= What is required =
Transcribe every entry word for word, leaving out all images.

= Given records =
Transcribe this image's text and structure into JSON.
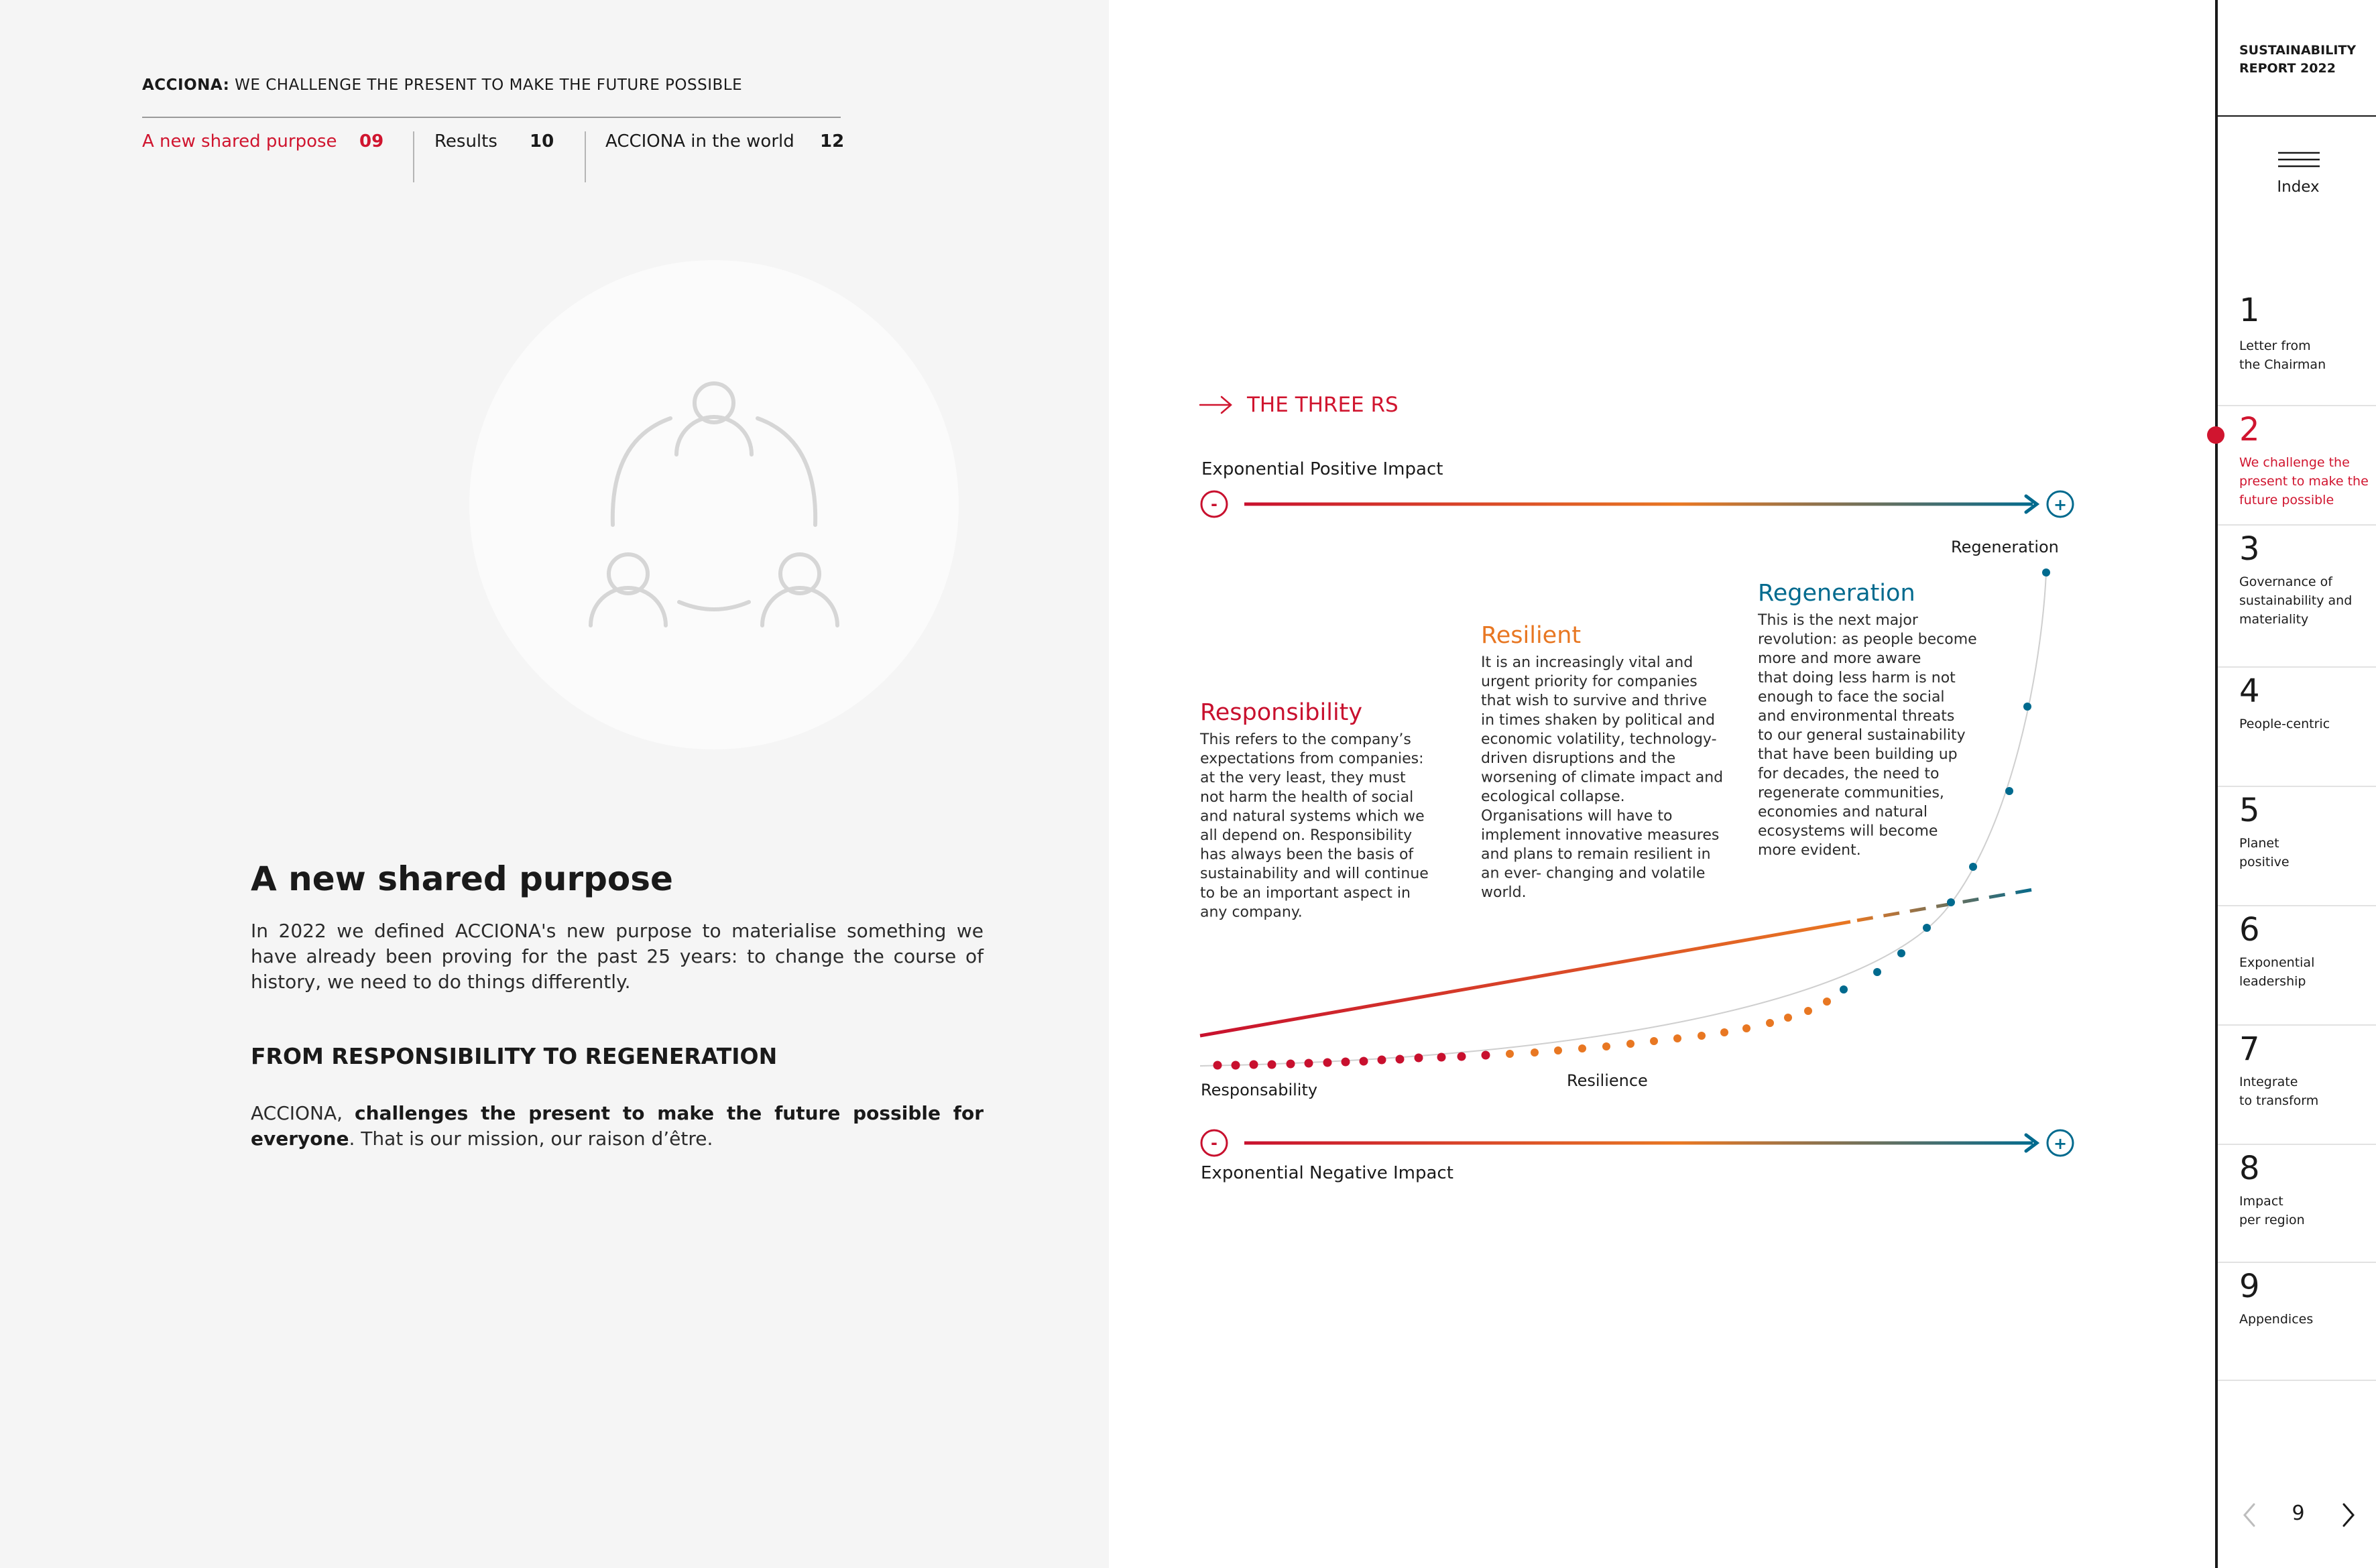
{
  "header": {
    "brand": "ACCIONA:",
    "tagline": "WE CHALLENGE THE PRESENT TO MAKE THE FUTURE POSSIBLE",
    "tabs": [
      {
        "label": "A new shared purpose",
        "page": "09",
        "active": true
      },
      {
        "label": "Results",
        "page": "10",
        "active": false
      },
      {
        "label": "ACCIONA in the world",
        "page": "12",
        "active": false
      }
    ]
  },
  "hero_icon": "people-circle-icon",
  "content": {
    "title": "A new shared purpose",
    "intro": "In 2022 we defined ACCIONA's new purpose to materialise something we have already been proving for the past 25 years: to change the course of history, we need to do things differently.",
    "subtitle": "FROM RESPONSIBILITY TO REGENERATION",
    "mission_pre": "ACCIONA, ",
    "mission_bold": "challenges the present to make the future possible for everyone",
    "mission_post": ". That is our mission, our raison d’être."
  },
  "diagram": {
    "section_title": "THE THREE RS",
    "top_label": "Exponential Positive Impact",
    "bottom_label": "Exponential Negative Impact",
    "minus_symbol": "-",
    "plus_symbol": "+",
    "curve_labels": {
      "responsability": "Responsability",
      "resilience": "Resilience",
      "regeneration": "Regeneration"
    },
    "blocks": {
      "responsibility": {
        "title": "Responsibility",
        "lines": [
          "This refers to the company’s",
          "expectations from companies:",
          "at the very least, they must",
          "not harm the health of social",
          "and natural systems which we",
          "all depend on. Responsibility",
          "has always been the basis of",
          "sustainability and will continue",
          "to be an important aspect in",
          "any company."
        ]
      },
      "resilient": {
        "title": "Resilient",
        "lines": [
          "It is an increasingly vital and",
          "urgent priority for companies",
          "that wish to survive and thrive",
          "in times shaken by political and",
          "economic volatility, technology-",
          "driven disruptions and the",
          "worsening of climate impact and",
          "ecological collapse.",
          "Organisations will have to",
          "implement innovative measures",
          "and plans to remain resilient in",
          "an ever- changing and volatile",
          "world."
        ]
      },
      "regeneration": {
        "title": "Regeneration",
        "lines": [
          "This is the next major",
          "revolution: as people become",
          "more and more aware",
          "that doing less harm is not",
          "enough to face the social",
          "and environmental threats",
          "to our general sustainability",
          "that have been building up",
          "for decades, the need to",
          "regenerate communities,",
          "economies and natural",
          "ecosystems will become",
          "more evident."
        ]
      }
    },
    "colors": {
      "red": "#c8102e",
      "orange": "#e87722",
      "blue": "#006a8e"
    }
  },
  "sidebar": {
    "report_title_1": "SUSTAINABILITY",
    "report_title_2": "REPORT 2022",
    "index_label": "Index",
    "items": [
      {
        "num": "1",
        "label": "Letter from\nthe Chairman"
      },
      {
        "num": "2",
        "label": "We challenge the\npresent to make the\nfuture possible",
        "active": true
      },
      {
        "num": "3",
        "label": "Governance of\nsustainability and\nmateriality"
      },
      {
        "num": "4",
        "label": "People-centric"
      },
      {
        "num": "5",
        "label": "Planet\npositive"
      },
      {
        "num": "6",
        "label": "Exponential\nleadership"
      },
      {
        "num": "7",
        "label": "Integrate\nto transform"
      },
      {
        "num": "8",
        "label": "Impact\nper region"
      },
      {
        "num": "9",
        "label": "Appendices"
      }
    ],
    "page_number": "9"
  }
}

= The response =
Transcribe this image's text and structure into JSON.
{
  "header": {
    "brand": "ACCIONA:",
    "tagline": "WE CHALLENGE THE PRESENT TO MAKE THE FUTURE POSSIBLE",
    "tabs": [
      {
        "label": "A new shared purpose",
        "page": "09",
        "active": true
      },
      {
        "label": "Results",
        "page": "10",
        "active": false
      },
      {
        "label": "ACCIONA in the world",
        "page": "12",
        "active": false
      }
    ]
  },
  "hero_icon": "people-circle-icon",
  "content": {
    "title": "A new shared purpose",
    "intro": "In 2022 we defined ACCIONA's new purpose to materialise something we have already been proving for the past 25 years: to change the course of history, we need to do things differently.",
    "subtitle": "FROM RESPONSIBILITY TO REGENERATION",
    "mission_pre": "ACCIONA, ",
    "mission_bold": "challenges the present to make the future possible for everyone",
    "mission_post": ". That is our mission, our raison d’être."
  },
  "diagram": {
    "section_title": "THE THREE RS",
    "top_label": "Exponential Positive Impact",
    "bottom_label": "Exponential Negative Impact",
    "minus_symbol": "-",
    "plus_symbol": "+",
    "curve_labels": {
      "responsability": "Responsability",
      "resilience": "Resilience",
      "regeneration": "Regeneration"
    },
    "blocks": {
      "responsibility": {
        "title": "Responsibility",
        "lines": [
          "This refers to the company’s",
          "expectations from companies:",
          "at the very least, they must",
          "not harm the health of social",
          "and natural systems which we",
          "all depend on. Responsibility",
          "has always been the basis of",
          "sustainability and will continue",
          "to be an important aspect in",
          "any company."
        ]
      },
      "resilient": {
        "title": "Resilient",
        "lines": [
          "It is an increasingly vital and",
          "urgent priority for companies",
          "that wish to survive and thrive",
          "in times shaken by political and",
          "economic volatility, technology-",
          "driven disruptions and the",
          "worsening of climate impact and",
          "ecological collapse.",
          "Organisations will have to",
          "implement innovative measures",
          "and plans to remain resilient in",
          "an ever- changing and volatile",
          "world."
        ]
      },
      "regeneration": {
        "title": "Regeneration",
        "lines": [
          "This is the next major",
          "revolution: as people become",
          "more and more aware",
          "that doing less harm is not",
          "enough to face the social",
          "and environmental threats",
          "to our general sustainability",
          "that have been building up",
          "for decades, the need to",
          "regenerate communities,",
          "economies and natural",
          "ecosystems will become",
          "more evident."
        ]
      }
    },
    "colors": {
      "red": "#c8102e",
      "orange": "#e87722",
      "blue": "#006a8e"
    }
  },
  "sidebar": {
    "report_title_1": "SUSTAINABILITY",
    "report_title_2": "REPORT 2022",
    "index_label": "Index",
    "items": [
      {
        "num": "1",
        "label": "Letter from\nthe Chairman"
      },
      {
        "num": "2",
        "label": "We challenge the\npresent to make the\nfuture possible",
        "active": true
      },
      {
        "num": "3",
        "label": "Governance of\nsustainability and\nmateriality"
      },
      {
        "num": "4",
        "label": "People-centric"
      },
      {
        "num": "5",
        "label": "Planet\npositive"
      },
      {
        "num": "6",
        "label": "Exponential\nleadership"
      },
      {
        "num": "7",
        "label": "Integrate\nto transform"
      },
      {
        "num": "8",
        "label": "Impact\nper region"
      },
      {
        "num": "9",
        "label": "Appendices"
      }
    ],
    "page_number": "9"
  }
}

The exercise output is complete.